### Exercise requirements
Extract every entry word for word. Skip the pictures.
****
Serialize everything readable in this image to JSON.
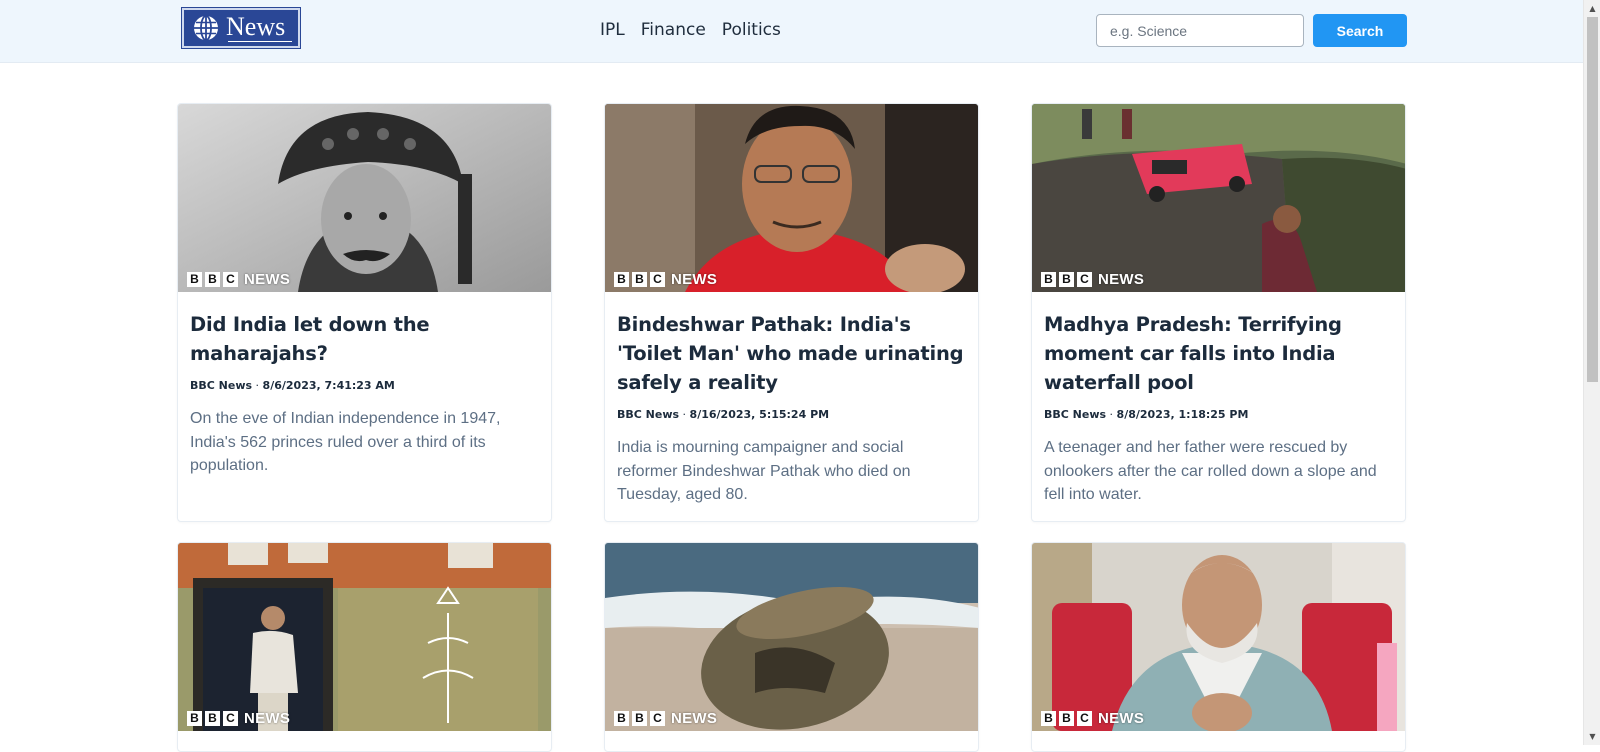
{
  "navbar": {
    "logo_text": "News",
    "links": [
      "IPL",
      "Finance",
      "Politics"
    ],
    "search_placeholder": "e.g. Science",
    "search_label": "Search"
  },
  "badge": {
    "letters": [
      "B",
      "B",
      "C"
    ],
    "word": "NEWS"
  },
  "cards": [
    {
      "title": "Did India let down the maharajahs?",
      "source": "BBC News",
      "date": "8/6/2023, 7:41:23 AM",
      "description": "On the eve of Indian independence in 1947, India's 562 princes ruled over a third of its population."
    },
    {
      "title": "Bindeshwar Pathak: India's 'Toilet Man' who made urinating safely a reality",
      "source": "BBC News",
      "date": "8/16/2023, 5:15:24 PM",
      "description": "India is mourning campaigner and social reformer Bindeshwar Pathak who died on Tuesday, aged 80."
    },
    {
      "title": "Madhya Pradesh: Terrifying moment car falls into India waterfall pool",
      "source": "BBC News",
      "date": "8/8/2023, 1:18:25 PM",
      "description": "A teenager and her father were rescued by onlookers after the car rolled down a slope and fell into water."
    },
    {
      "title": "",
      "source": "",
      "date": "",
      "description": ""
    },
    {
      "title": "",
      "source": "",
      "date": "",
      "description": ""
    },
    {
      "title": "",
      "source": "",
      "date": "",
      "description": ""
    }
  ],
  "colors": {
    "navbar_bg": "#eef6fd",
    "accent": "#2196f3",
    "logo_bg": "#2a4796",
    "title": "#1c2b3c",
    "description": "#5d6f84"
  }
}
****
### Solved exercise
Serialize everything readable in this image to JSON.
{
  "navbar": {
    "logo_text": "News",
    "links": [
      "IPL",
      "Finance",
      "Politics"
    ],
    "search_placeholder": "e.g. Science",
    "search_label": "Search"
  },
  "badge": {
    "letters": [
      "B",
      "B",
      "C"
    ],
    "word": "NEWS"
  },
  "cards": [
    {
      "title": "Did India let down the maharajahs?",
      "source": "BBC News",
      "date": "8/6/2023, 7:41:23 AM",
      "description": "On the eve of Indian independence in 1947, India's 562 princes ruled over a third of its population."
    },
    {
      "title": "Bindeshwar Pathak: India's 'Toilet Man' who made urinating safely a reality",
      "source": "BBC News",
      "date": "8/16/2023, 5:15:24 PM",
      "description": "India is mourning campaigner and social reformer Bindeshwar Pathak who died on Tuesday, aged 80."
    },
    {
      "title": "Madhya Pradesh: Terrifying moment car falls into India waterfall pool",
      "source": "BBC News",
      "date": "8/8/2023, 1:18:25 PM",
      "description": "A teenager and her father were rescued by onlookers after the car rolled down a slope and fell into water."
    },
    {
      "title": "",
      "source": "",
      "date": "",
      "description": ""
    },
    {
      "title": "",
      "source": "",
      "date": "",
      "description": ""
    },
    {
      "title": "",
      "source": "",
      "date": "",
      "description": ""
    }
  ],
  "colors": {
    "navbar_bg": "#eef6fd",
    "accent": "#2196f3",
    "logo_bg": "#2a4796",
    "title": "#1c2b3c",
    "description": "#5d6f84"
  }
}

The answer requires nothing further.